▸ **Teks Bacaan**
↓↓↓

Wednesday, December 6, 2017

BATAL PUASA

https://hsssnwwwayyya58.blogspot.co.id/2017/12/fathul-qorib-mujib.html 


والذي يفطر به الصائم عشرة أشياء: ما وصل عمدا إلى الجوف والرأس والحقنة في أحد السبيلين والقيء عمدا والوطء عمدا في الفرج والإنزال عن مباشرة والحيض والنفاس والجنون والردة

Yang membatalkan puasa ada sepuluh yaitu suatu benda yang sampai dengan sengaja ke dalam perut dan kepala dan suntik ke salah satu dua jalan (kemaluan depan belakang), muntah dengan sengaja, hubungan intim (jimak/watik) secara sengaja di kemaluan wanita, keluar mani (sperma) sebab persentuhan, haid, nifas, gila, murtad

1. Memasukkan suatu benda dengan sengaja ke dalam lubang yang berhubungan dengan lambung
Sesuatu yang membatalkan puasa adalah makan, minum dan segala sesuatu yang masuk melalu lubang pada anggota tubuh yang berkesinambungan (mutasil) sampai lambung, dan memasukannya dengan unsur sengaja.
Artinya apabila perbuatan tersebut dilakukan tanpa kesengajaan atau lupa, maka tidak membatalkan puasa.
"...makan dan minumlah sampai waktu fajar tiba dengan dapat membedakan antara benang putih dan hitam..." (QS. al-Baqarah, 2: 187)
 Sedangkan dalil yang menjelaskan makan dan minum karena ketidaksengajaan (lupa) itu tidak membatalkan puasa:
"Siapa yang lupa keadaannya sedang berpuasa, kemudian ia makan dan minum, maka hendaklah ia menyempurnakan puasanya, karena sesungguhnya Allah-lah yang memberikan makanan dan minuman itu”. (Hadits Shahih, riwayat al-Bukhari: 1797 dan Muslim: 1952)

2. Mengobati kemaluan dan dubur
Pengobatan yang dilakukan pada salah satu dari dua jalan (kemaluan dan dubur) atau kedua-duanya, bagi orang yang sakit, maka pengobatan yang seperti itu dapat membatalkan puasa
3. Muntah disengaja
Muntah-muntah dengan disengaja, dan apabila tanpa disengaja atau karena sakit, maka tidak membatalkan puasa seperti keterangan di atas.

↑↑↑

Tolong ekstrak tanpa perubahan sedikit pun dari teks tentang hal-hal yang membatalkan puasa di atas bagian yang dibuka dengan kata-kata yang memuat "والذي يفطر به" dan ditutup dengan "tidak membatalkan puasa.".

▸ **Data Hasil Ekstraksi**

↓↓↓

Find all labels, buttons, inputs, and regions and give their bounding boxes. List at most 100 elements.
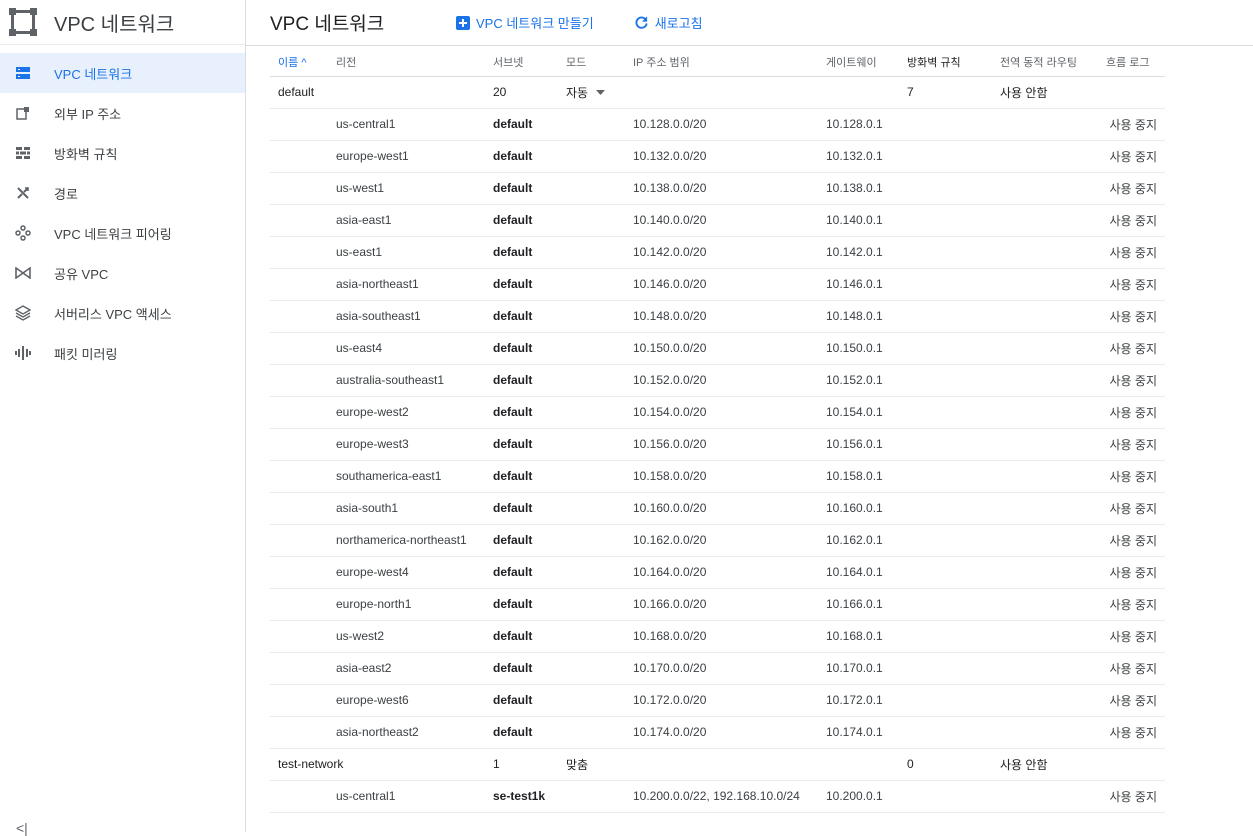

↑↑↑
↓↓↓

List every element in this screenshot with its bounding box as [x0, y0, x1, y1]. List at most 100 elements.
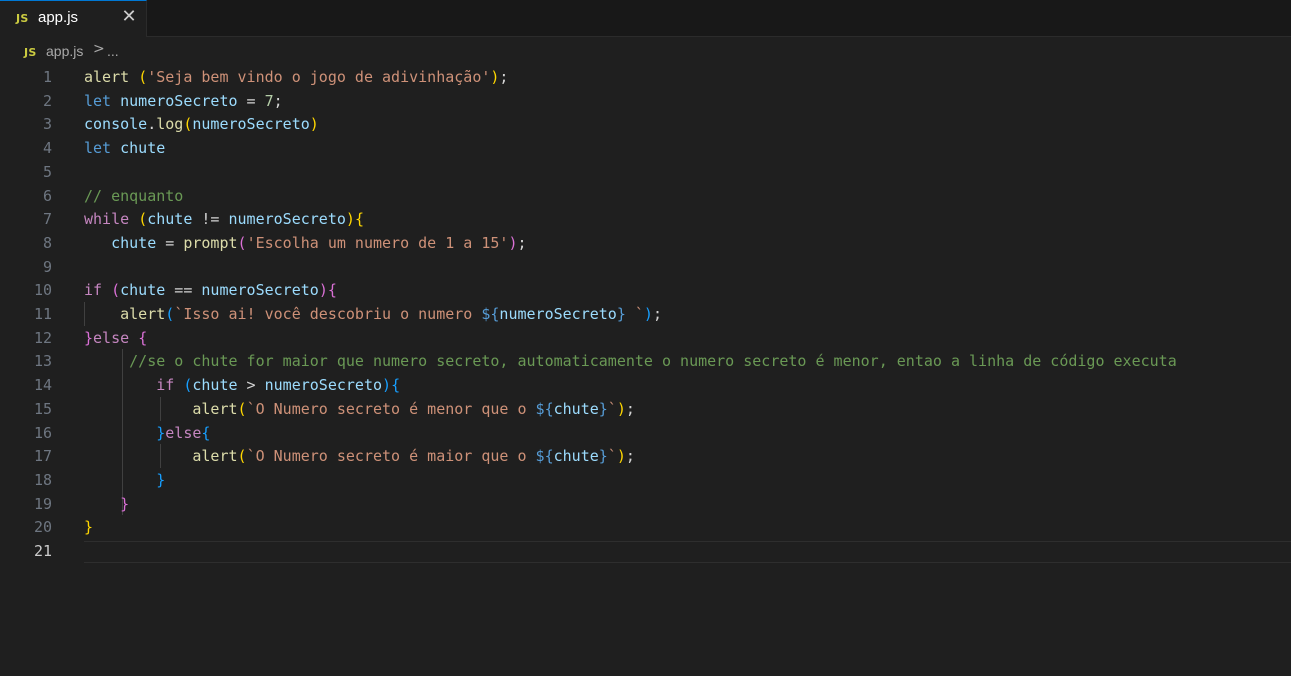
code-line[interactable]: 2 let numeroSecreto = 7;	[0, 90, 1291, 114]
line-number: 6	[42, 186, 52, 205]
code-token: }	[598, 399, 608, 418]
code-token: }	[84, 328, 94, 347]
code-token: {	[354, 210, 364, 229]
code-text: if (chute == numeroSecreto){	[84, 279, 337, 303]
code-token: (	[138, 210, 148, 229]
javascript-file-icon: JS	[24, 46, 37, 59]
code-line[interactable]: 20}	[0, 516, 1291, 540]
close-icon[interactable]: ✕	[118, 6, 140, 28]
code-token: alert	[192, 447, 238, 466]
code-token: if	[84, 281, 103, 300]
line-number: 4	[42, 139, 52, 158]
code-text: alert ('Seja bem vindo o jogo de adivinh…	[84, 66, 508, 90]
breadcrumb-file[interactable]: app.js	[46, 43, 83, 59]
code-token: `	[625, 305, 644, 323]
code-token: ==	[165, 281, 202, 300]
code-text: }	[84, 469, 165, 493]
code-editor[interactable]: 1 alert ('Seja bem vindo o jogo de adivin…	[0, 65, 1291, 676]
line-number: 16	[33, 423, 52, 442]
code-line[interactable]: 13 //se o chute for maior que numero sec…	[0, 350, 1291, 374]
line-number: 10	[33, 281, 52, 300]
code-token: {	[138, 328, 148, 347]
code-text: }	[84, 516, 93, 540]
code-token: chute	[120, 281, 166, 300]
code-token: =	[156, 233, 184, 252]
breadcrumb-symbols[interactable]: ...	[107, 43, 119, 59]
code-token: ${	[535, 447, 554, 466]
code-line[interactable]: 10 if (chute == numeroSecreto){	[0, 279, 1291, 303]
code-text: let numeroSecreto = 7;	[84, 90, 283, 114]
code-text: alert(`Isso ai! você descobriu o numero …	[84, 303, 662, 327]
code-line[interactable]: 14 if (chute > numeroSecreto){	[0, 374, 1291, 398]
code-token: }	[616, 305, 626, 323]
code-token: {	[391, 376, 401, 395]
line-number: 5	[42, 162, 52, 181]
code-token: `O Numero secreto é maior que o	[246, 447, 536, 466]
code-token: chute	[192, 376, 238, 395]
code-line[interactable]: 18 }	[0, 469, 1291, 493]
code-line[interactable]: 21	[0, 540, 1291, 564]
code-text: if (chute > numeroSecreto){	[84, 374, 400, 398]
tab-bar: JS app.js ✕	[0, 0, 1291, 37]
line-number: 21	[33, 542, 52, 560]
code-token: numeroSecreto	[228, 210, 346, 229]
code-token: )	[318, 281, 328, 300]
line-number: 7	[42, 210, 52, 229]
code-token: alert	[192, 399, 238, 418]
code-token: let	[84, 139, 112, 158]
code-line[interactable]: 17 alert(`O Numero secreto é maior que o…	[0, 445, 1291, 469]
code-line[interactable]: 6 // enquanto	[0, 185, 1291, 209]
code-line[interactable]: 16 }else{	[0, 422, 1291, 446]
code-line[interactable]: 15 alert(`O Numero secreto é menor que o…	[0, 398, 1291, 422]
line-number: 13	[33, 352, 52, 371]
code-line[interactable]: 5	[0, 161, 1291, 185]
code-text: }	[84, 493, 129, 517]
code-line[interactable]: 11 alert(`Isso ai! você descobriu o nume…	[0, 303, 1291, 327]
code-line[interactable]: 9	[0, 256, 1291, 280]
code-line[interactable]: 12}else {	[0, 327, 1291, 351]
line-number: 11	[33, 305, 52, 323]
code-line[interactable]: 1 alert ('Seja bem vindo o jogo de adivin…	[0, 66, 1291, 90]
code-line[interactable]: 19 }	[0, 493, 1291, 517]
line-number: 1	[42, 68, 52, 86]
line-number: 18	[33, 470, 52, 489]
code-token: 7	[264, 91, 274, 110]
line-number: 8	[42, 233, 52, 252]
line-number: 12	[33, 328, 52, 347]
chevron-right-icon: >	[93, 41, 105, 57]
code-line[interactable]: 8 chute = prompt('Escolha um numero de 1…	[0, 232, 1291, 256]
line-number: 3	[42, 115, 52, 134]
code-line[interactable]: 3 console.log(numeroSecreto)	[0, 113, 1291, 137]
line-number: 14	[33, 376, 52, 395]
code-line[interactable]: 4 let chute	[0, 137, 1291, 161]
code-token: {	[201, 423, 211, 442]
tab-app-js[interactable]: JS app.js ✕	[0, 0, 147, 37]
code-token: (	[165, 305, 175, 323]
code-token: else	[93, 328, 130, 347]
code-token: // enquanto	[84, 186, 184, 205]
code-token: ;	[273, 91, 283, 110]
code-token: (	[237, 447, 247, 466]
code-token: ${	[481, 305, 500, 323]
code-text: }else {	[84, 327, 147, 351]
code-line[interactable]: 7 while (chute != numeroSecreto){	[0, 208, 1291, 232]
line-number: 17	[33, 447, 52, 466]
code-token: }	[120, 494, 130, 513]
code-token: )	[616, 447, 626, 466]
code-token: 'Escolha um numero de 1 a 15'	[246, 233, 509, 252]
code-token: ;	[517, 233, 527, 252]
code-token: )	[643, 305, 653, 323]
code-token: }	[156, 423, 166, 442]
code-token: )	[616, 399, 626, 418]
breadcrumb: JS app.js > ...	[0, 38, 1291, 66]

↑↑↑
↓↓↓

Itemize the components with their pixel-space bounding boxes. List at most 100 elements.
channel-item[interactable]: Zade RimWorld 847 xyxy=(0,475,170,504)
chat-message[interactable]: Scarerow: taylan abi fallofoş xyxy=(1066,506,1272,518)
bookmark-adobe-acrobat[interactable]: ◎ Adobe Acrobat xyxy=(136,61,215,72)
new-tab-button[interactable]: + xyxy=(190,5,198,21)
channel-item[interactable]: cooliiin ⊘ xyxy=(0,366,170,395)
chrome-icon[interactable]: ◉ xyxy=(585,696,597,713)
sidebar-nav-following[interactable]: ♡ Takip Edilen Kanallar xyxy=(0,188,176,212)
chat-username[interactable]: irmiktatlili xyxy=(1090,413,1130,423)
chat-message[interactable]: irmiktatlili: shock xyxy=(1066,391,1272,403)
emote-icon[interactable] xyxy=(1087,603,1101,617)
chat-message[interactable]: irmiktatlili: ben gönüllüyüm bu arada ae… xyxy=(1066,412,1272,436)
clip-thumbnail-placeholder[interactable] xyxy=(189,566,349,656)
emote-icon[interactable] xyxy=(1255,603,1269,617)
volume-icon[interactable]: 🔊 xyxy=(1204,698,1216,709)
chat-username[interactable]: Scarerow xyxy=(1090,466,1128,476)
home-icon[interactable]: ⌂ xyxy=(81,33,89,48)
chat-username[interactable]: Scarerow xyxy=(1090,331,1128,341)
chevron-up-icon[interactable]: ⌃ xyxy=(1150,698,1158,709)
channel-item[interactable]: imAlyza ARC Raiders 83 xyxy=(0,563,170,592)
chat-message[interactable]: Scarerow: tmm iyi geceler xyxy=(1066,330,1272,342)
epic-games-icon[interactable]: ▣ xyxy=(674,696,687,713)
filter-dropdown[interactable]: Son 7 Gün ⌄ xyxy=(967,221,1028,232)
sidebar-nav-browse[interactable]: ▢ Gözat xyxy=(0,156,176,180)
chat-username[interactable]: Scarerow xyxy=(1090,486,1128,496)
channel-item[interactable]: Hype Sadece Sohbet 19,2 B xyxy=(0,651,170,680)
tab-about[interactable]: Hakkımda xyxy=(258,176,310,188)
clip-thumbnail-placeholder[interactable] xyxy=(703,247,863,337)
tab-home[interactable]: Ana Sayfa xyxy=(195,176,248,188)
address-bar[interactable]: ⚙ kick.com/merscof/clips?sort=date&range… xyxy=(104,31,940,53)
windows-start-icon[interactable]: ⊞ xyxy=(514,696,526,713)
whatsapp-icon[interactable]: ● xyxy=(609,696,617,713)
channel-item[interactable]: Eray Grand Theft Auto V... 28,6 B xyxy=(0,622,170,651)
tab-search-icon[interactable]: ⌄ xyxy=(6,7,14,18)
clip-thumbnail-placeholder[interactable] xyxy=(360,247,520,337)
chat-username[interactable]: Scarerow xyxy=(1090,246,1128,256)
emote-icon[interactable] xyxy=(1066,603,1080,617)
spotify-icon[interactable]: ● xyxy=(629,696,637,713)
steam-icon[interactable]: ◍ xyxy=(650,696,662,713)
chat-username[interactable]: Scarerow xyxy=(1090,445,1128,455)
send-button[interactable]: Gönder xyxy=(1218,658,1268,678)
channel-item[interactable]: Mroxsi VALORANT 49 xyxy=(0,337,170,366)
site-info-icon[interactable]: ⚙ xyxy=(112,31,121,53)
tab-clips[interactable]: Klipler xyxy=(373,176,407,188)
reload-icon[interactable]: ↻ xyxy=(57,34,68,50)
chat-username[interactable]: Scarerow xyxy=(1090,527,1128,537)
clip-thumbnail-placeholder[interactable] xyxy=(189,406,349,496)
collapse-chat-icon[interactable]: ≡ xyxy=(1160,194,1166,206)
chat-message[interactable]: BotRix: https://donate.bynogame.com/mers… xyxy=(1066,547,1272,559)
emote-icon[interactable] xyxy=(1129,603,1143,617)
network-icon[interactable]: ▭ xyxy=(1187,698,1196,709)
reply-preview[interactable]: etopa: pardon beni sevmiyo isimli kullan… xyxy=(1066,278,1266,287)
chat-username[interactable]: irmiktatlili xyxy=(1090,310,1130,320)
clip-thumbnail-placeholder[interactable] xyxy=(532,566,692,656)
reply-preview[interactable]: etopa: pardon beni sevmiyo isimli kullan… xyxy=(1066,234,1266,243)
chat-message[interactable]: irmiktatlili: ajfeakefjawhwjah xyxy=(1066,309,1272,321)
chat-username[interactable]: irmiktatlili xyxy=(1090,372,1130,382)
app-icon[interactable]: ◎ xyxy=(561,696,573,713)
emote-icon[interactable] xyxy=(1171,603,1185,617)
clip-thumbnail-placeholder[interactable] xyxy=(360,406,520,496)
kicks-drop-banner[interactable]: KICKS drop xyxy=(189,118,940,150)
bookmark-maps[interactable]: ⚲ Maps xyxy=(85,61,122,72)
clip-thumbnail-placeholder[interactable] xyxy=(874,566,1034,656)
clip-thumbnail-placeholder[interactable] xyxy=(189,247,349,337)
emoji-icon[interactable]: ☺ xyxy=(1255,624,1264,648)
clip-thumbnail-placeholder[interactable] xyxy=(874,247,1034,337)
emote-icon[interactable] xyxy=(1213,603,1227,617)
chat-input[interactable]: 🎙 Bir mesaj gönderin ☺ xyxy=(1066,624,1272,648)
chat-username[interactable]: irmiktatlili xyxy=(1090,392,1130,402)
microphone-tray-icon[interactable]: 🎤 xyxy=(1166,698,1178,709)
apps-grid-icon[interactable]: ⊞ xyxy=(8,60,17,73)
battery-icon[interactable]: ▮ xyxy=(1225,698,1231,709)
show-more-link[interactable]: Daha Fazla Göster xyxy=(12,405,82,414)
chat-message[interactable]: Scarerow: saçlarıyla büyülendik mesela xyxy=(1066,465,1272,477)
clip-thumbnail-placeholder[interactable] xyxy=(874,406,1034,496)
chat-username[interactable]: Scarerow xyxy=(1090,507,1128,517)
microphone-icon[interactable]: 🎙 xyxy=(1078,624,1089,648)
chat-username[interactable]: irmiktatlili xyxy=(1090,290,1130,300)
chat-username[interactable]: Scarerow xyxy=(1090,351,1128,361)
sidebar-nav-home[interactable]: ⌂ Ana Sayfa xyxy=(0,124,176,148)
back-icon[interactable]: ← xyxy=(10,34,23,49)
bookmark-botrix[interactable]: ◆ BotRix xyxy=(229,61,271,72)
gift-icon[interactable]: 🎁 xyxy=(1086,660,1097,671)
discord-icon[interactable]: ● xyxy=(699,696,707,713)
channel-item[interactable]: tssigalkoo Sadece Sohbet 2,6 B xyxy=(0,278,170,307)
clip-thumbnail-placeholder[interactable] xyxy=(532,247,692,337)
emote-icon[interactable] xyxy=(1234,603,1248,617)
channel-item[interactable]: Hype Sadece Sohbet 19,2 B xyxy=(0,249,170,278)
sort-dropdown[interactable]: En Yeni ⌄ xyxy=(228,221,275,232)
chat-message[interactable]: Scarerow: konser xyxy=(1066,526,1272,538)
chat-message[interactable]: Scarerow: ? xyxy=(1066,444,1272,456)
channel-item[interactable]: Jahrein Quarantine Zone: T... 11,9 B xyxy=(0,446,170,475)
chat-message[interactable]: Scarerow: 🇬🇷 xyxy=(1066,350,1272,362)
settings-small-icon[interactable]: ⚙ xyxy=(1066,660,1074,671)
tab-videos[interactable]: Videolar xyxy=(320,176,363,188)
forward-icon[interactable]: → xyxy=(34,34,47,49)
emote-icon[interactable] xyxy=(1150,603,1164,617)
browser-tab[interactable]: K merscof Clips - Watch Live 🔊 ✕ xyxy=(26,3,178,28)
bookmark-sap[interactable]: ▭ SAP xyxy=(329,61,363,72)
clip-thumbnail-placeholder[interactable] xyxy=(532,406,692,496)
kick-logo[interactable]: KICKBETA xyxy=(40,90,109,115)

↑↑↑

▸ **Pembahasan Jawaban**
والذي يفطر به الصائم عشرة أشياء: ما وصل عمدا إلى الجوف والرأس والحقنة في أحد السبيلين والقيء عمدا والوطء عمدا في الفرج والإنزال عن مباشرة والحيض والنفاس والجنون والردة

Yang membatalkan puasa ada sepuluh yaitu suatu benda yang sampai dengan sengaja ke dalam perut dan kepala dan suntik ke salah satu dua jalan (kemaluan depan belakang), muntah dengan sengaja, hubungan intim (jimak/watik) secara sengaja di kemaluan wanita, keluar mani (sperma) sebab persentuhan, haid, nifas, gila, murtad

1. Memasukkan suatu benda dengan sengaja ke dalam lubang yang berhubungan dengan lambung
Sesuatu yang membatalkan puasa adalah makan, minum dan segala sesuatu yang masuk melalu lubang pada anggota tubuh yang berkesinambungan (mutasil) sampai lambung, dan memasukannya dengan unsur sengaja.
Artinya apabila perbuatan tersebut dilakukan tanpa kesengajaan atau lupa, maka tidak membatalkan puasa.